[EXERCISE AIM]
Look through the data below. Collect every line where the word "JSON" occurs.

[EXTRACTED ENTRIES]

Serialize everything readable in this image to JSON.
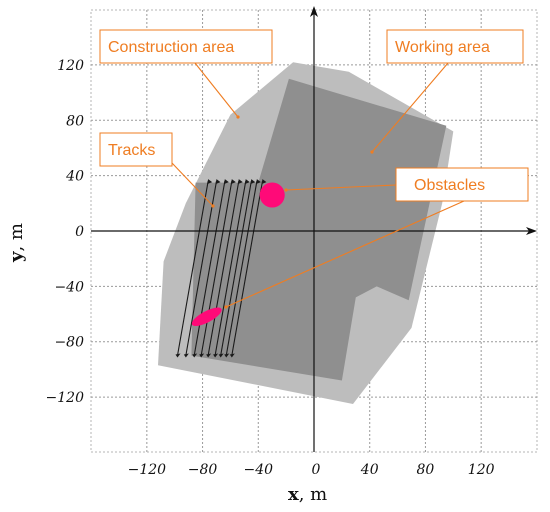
{
  "axes": {
    "x_title_var": "x",
    "x_title_unit": ", m",
    "y_title_var": "y",
    "y_title_unit": ", m",
    "x_ticks": [
      -120,
      -80,
      -40,
      0,
      40,
      80,
      120
    ],
    "y_ticks": [
      120,
      80,
      40,
      0,
      -40,
      -80,
      -120
    ],
    "x_tick_labels": [
      "−120",
      "−80",
      "−40",
      "0",
      "40",
      "80",
      "120"
    ],
    "y_tick_labels": [
      "120",
      "80",
      "40",
      "0",
      "−40",
      "−80",
      "−120"
    ],
    "xlim": [
      -160,
      160
    ],
    "ylim": [
      -160,
      160
    ],
    "grid": true
  },
  "callouts": {
    "construction_area": "Construction area",
    "working_area": "Working area",
    "tracks": "Tracks",
    "obstacles": "Obstacles"
  },
  "colors": {
    "construction_area": "#bdbdbd",
    "working_area": "#8f8f8f",
    "obstacle": "#ff0a78",
    "callout": "#ef7d22",
    "tracks": "#1a1a1a",
    "grid": "#9a9a9a"
  },
  "regions": {
    "construction_area": [
      [
        -60,
        84
      ],
      [
        -15,
        122
      ],
      [
        25,
        115
      ],
      [
        100,
        72
      ],
      [
        92,
        20
      ],
      [
        70,
        -70
      ],
      [
        28,
        -125
      ],
      [
        -112,
        -97
      ],
      [
        -108,
        -22
      ],
      [
        -92,
        20
      ]
    ],
    "working_area": [
      [
        -18,
        110
      ],
      [
        95,
        76
      ],
      [
        68,
        -50
      ],
      [
        45,
        -40
      ],
      [
        30,
        -48
      ],
      [
        20,
        -108
      ],
      [
        -88,
        -90
      ],
      [
        -85,
        35
      ],
      [
        -40,
        35
      ]
    ]
  },
  "obstacles": [
    {
      "shape": "circle",
      "cx": -30,
      "cy": 26,
      "r": 9
    },
    {
      "shape": "ellipse",
      "cx": -77,
      "cy": -62,
      "rx": 12,
      "ry": 4,
      "angle_deg": -28
    }
  ],
  "tracks": {
    "count": 9,
    "bottom_x": [
      -98,
      -92,
      -86,
      -81,
      -76,
      -71,
      -67,
      -63,
      -59
    ],
    "bottom_y": -90,
    "top_offset_x": 22,
    "top_y": 36
  }
}
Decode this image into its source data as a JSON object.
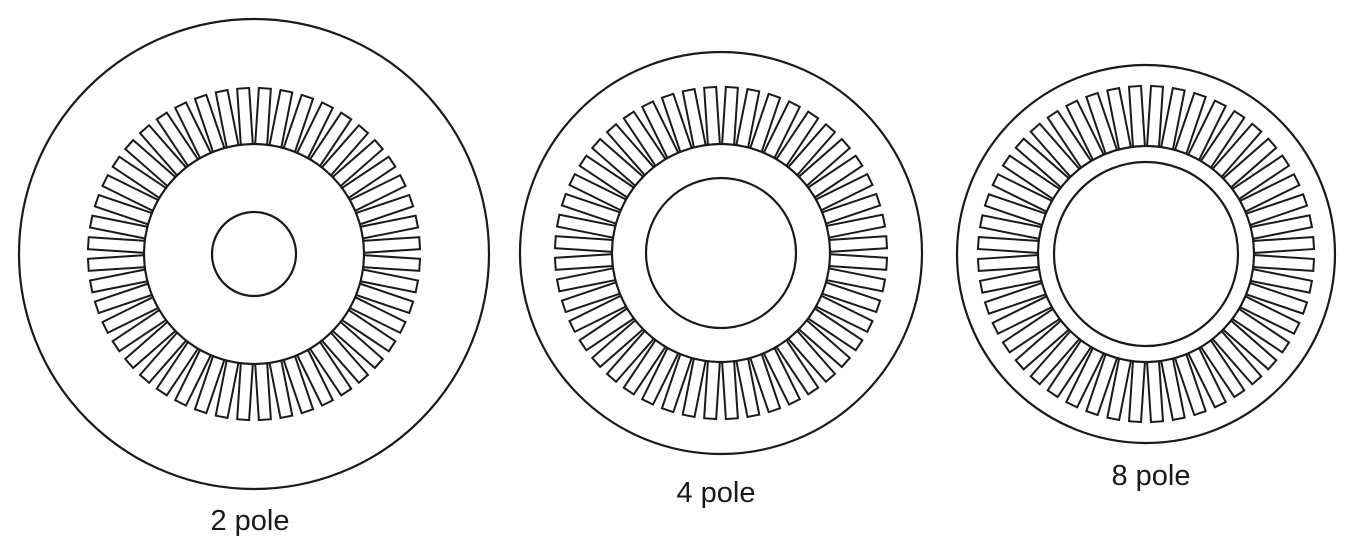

[ANSWER TO THIS PROBLEM]
Serialize everything readable in this image to JSON.
Decode this image into its source data as a JSON object.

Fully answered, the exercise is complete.